### INSTRUCTION
Write out the full set of records below exactly.

*****

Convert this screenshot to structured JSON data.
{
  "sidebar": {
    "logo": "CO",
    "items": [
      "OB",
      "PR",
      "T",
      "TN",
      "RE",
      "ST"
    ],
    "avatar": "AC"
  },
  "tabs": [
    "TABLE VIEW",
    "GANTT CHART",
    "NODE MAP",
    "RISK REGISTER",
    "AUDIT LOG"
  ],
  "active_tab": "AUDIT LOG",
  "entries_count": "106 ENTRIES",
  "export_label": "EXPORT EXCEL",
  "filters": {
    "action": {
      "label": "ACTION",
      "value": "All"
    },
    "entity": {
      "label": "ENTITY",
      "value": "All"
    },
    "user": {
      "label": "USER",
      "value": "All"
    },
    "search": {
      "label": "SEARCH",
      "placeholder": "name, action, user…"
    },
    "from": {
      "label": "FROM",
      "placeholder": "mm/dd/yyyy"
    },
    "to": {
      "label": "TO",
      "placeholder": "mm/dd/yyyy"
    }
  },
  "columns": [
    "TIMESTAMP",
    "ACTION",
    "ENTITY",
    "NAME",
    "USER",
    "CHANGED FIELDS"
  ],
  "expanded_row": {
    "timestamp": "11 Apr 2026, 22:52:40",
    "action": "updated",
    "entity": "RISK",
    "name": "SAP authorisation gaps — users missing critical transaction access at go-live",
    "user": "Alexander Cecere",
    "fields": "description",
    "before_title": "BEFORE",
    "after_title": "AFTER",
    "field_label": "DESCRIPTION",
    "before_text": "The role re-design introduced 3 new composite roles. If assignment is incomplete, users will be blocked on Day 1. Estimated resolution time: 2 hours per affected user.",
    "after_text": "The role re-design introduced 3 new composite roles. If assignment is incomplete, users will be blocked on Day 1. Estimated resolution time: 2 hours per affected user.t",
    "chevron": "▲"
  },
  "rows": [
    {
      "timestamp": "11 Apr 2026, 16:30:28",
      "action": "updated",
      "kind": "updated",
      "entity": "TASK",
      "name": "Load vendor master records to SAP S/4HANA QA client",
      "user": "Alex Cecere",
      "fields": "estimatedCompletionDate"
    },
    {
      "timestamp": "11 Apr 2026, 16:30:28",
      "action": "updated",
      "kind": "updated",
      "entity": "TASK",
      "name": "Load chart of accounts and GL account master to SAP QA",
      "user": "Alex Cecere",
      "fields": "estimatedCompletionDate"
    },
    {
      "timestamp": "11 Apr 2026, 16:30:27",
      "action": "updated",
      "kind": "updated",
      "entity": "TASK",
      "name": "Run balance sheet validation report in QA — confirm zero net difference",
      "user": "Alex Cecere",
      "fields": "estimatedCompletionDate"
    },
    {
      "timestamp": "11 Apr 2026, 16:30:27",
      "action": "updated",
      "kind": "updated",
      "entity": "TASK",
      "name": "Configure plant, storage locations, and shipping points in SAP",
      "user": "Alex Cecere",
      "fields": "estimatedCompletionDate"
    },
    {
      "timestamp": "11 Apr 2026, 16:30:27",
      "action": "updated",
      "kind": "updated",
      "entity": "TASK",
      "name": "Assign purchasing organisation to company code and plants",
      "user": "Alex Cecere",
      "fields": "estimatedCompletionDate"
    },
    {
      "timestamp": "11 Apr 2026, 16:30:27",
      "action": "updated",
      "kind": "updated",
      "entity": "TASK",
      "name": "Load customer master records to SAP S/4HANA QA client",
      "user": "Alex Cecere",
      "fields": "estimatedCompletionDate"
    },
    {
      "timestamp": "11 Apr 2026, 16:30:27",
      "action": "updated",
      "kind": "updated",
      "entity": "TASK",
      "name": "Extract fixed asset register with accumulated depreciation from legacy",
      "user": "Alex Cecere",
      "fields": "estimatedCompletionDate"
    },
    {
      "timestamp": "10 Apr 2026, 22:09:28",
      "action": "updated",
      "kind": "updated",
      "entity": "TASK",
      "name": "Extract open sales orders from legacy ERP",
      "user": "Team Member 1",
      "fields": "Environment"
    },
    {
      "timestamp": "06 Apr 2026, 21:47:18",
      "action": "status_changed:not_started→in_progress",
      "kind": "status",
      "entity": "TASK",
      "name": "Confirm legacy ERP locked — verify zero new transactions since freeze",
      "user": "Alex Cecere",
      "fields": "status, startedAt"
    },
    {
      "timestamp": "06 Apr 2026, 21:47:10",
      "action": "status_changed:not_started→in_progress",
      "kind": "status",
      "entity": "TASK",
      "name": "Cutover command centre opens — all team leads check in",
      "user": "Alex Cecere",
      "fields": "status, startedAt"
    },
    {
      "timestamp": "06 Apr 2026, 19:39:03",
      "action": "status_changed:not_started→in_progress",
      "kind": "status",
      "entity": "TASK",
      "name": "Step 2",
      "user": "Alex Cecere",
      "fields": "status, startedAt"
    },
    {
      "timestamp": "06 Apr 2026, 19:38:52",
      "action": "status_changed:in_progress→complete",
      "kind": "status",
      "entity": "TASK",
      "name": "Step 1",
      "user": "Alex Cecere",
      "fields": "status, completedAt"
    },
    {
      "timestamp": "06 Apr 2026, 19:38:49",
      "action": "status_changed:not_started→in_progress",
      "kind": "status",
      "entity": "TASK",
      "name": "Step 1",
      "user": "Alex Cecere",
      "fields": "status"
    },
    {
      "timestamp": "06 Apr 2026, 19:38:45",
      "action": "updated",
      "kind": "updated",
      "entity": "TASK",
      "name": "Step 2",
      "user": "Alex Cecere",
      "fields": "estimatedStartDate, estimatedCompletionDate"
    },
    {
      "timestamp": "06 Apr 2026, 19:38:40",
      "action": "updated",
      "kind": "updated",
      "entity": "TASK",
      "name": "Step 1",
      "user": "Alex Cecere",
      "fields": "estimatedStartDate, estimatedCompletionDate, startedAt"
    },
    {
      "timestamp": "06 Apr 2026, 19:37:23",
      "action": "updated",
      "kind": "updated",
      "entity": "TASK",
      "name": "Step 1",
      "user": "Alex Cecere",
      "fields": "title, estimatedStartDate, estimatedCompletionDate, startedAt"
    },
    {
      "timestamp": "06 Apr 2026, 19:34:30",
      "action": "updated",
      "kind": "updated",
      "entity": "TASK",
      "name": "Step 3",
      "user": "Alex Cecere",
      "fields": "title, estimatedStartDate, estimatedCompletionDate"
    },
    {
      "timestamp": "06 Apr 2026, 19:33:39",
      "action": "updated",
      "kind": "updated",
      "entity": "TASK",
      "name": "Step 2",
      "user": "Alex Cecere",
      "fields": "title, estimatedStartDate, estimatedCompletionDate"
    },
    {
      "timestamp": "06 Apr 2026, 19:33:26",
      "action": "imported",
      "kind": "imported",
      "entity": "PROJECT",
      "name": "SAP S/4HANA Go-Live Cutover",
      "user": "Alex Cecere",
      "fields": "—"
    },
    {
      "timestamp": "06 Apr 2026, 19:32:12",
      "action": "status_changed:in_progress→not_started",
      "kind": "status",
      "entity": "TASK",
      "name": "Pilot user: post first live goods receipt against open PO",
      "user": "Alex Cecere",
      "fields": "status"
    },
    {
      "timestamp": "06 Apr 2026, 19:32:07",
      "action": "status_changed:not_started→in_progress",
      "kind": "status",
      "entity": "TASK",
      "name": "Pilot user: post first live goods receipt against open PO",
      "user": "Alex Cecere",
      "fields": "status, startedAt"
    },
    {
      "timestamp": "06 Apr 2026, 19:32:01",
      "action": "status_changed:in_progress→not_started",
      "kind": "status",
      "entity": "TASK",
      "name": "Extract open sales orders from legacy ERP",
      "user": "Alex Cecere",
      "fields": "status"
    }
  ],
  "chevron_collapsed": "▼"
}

*****

### COMPLETE ANSWER
Convert this screenshot to structured JSON data.
{
  "sidebar": {
    "logo": "CO",
    "items": [
      "OB",
      "PR",
      "T",
      "TN",
      "RE",
      "ST"
    ],
    "avatar": "AC"
  },
  "tabs": [
    "TABLE VIEW",
    "GANTT CHART",
    "NODE MAP",
    "RISK REGISTER",
    "AUDIT LOG"
  ],
  "active_tab": "AUDIT LOG",
  "entries_count": "106 ENTRIES",
  "export_label": "EXPORT EXCEL",
  "filters": {
    "action": {
      "label": "ACTION",
      "value": "All"
    },
    "entity": {
      "label": "ENTITY",
      "value": "All"
    },
    "user": {
      "label": "USER",
      "value": "All"
    },
    "search": {
      "label": "SEARCH",
      "placeholder": "name, action, user…"
    },
    "from": {
      "label": "FROM",
      "placeholder": "mm/dd/yyyy"
    },
    "to": {
      "label": "TO",
      "placeholder": "mm/dd/yyyy"
    }
  },
  "columns": [
    "TIMESTAMP",
    "ACTION",
    "ENTITY",
    "NAME",
    "USER",
    "CHANGED FIELDS"
  ],
  "expanded_row": {
    "timestamp": "11 Apr 2026, 22:52:40",
    "action": "updated",
    "entity": "RISK",
    "name": "SAP authorisation gaps — users missing critical transaction access at go-live",
    "user": "Alexander Cecere",
    "fields": "description",
    "before_title": "BEFORE",
    "after_title": "AFTER",
    "field_label": "DESCRIPTION",
    "before_text": "The role re-design introduced 3 new composite roles. If assignment is incomplete, users will be blocked on Day 1. Estimated resolution time: 2 hours per affected user.",
    "after_text": "The role re-design introduced 3 new composite roles. If assignment is incomplete, users will be blocked on Day 1. Estimated resolution time: 2 hours per affected user.t",
    "chevron": "▲"
  },
  "rows": [
    {
      "timestamp": "11 Apr 2026, 16:30:28",
      "action": "updated",
      "kind": "updated",
      "entity": "TASK",
      "name": "Load vendor master records to SAP S/4HANA QA client",
      "user": "Alex Cecere",
      "fields": "estimatedCompletionDate"
    },
    {
      "timestamp": "11 Apr 2026, 16:30:28",
      "action": "updated",
      "kind": "updated",
      "entity": "TASK",
      "name": "Load chart of accounts and GL account master to SAP QA",
      "user": "Alex Cecere",
      "fields": "estimatedCompletionDate"
    },
    {
      "timestamp": "11 Apr 2026, 16:30:27",
      "action": "updated",
      "kind": "updated",
      "entity": "TASK",
      "name": "Run balance sheet validation report in QA — confirm zero net difference",
      "user": "Alex Cecere",
      "fields": "estimatedCompletionDate"
    },
    {
      "timestamp": "11 Apr 2026, 16:30:27",
      "action": "updated",
      "kind": "updated",
      "entity": "TASK",
      "name": "Configure plant, storage locations, and shipping points in SAP",
      "user": "Alex Cecere",
      "fields": "estimatedCompletionDate"
    },
    {
      "timestamp": "11 Apr 2026, 16:30:27",
      "action": "updated",
      "kind": "updated",
      "entity": "TASK",
      "name": "Assign purchasing organisation to company code and plants",
      "user": "Alex Cecere",
      "fields": "estimatedCompletionDate"
    },
    {
      "timestamp": "11 Apr 2026, 16:30:27",
      "action": "updated",
      "kind": "updated",
      "entity": "TASK",
      "name": "Load customer master records to SAP S/4HANA QA client",
      "user": "Alex Cecere",
      "fields": "estimatedCompletionDate"
    },
    {
      "timestamp": "11 Apr 2026, 16:30:27",
      "action": "updated",
      "kind": "updated",
      "entity": "TASK",
      "name": "Extract fixed asset register with accumulated depreciation from legacy",
      "user": "Alex Cecere",
      "fields": "estimatedCompletionDate"
    },
    {
      "timestamp": "10 Apr 2026, 22:09:28",
      "action": "updated",
      "kind": "updated",
      "entity": "TASK",
      "name": "Extract open sales orders from legacy ERP",
      "user": "Team Member 1",
      "fields": "Environment"
    },
    {
      "timestamp": "06 Apr 2026, 21:47:18",
      "action": "status_changed:not_started→in_progress",
      "kind": "status",
      "entity": "TASK",
      "name": "Confirm legacy ERP locked — verify zero new transactions since freeze",
      "user": "Alex Cecere",
      "fields": "status, startedAt"
    },
    {
      "timestamp": "06 Apr 2026, 21:47:10",
      "action": "status_changed:not_started→in_progress",
      "kind": "status",
      "entity": "TASK",
      "name": "Cutover command centre opens — all team leads check in",
      "user": "Alex Cecere",
      "fields": "status, startedAt"
    },
    {
      "timestamp": "06 Apr 2026, 19:39:03",
      "action": "status_changed:not_started→in_progress",
      "kind": "status",
      "entity": "TASK",
      "name": "Step 2",
      "user": "Alex Cecere",
      "fields": "status, startedAt"
    },
    {
      "timestamp": "06 Apr 2026, 19:38:52",
      "action": "status_changed:in_progress→complete",
      "kind": "status",
      "entity": "TASK",
      "name": "Step 1",
      "user": "Alex Cecere",
      "fields": "status, completedAt"
    },
    {
      "timestamp": "06 Apr 2026, 19:38:49",
      "action": "status_changed:not_started→in_progress",
      "kind": "status",
      "entity": "TASK",
      "name": "Step 1",
      "user": "Alex Cecere",
      "fields": "status"
    },
    {
      "timestamp": "06 Apr 2026, 19:38:45",
      "action": "updated",
      "kind": "updated",
      "entity": "TASK",
      "name": "Step 2",
      "user": "Alex Cecere",
      "fields": "estimatedStartDate, estimatedCompletionDate"
    },
    {
      "timestamp": "06 Apr 2026, 19:38:40",
      "action": "updated",
      "kind": "updated",
      "entity": "TASK",
      "name": "Step 1",
      "user": "Alex Cecere",
      "fields": "estimatedStartDate, estimatedCompletionDate, startedAt"
    },
    {
      "timestamp": "06 Apr 2026, 19:37:23",
      "action": "updated",
      "kind": "updated",
      "entity": "TASK",
      "name": "Step 1",
      "user": "Alex Cecere",
      "fields": "title, estimatedStartDate, estimatedCompletionDate, startedAt"
    },
    {
      "timestamp": "06 Apr 2026, 19:34:30",
      "action": "updated",
      "kind": "updated",
      "entity": "TASK",
      "name": "Step 3",
      "user": "Alex Cecere",
      "fields": "title, estimatedStartDate, estimatedCompletionDate"
    },
    {
      "timestamp": "06 Apr 2026, 19:33:39",
      "action": "updated",
      "kind": "updated",
      "entity": "TASK",
      "name": "Step 2",
      "user": "Alex Cecere",
      "fields": "title, estimatedStartDate, estimatedCompletionDate"
    },
    {
      "timestamp": "06 Apr 2026, 19:33:26",
      "action": "imported",
      "kind": "imported",
      "entity": "PROJECT",
      "name": "SAP S/4HANA Go-Live Cutover",
      "user": "Alex Cecere",
      "fields": "—"
    },
    {
      "timestamp": "06 Apr 2026, 19:32:12",
      "action": "status_changed:in_progress→not_started",
      "kind": "status",
      "entity": "TASK",
      "name": "Pilot user: post first live goods receipt against open PO",
      "user": "Alex Cecere",
      "fields": "status"
    },
    {
      "timestamp": "06 Apr 2026, 19:32:07",
      "action": "status_changed:not_started→in_progress",
      "kind": "status",
      "entity": "TASK",
      "name": "Pilot user: post first live goods receipt against open PO",
      "user": "Alex Cecere",
      "fields": "status, startedAt"
    },
    {
      "timestamp": "06 Apr 2026, 19:32:01",
      "action": "status_changed:in_progress→not_started",
      "kind": "status",
      "entity": "TASK",
      "name": "Extract open sales orders from legacy ERP",
      "user": "Alex Cecere",
      "fields": "status"
    }
  ],
  "chevron_collapsed": "▼"
}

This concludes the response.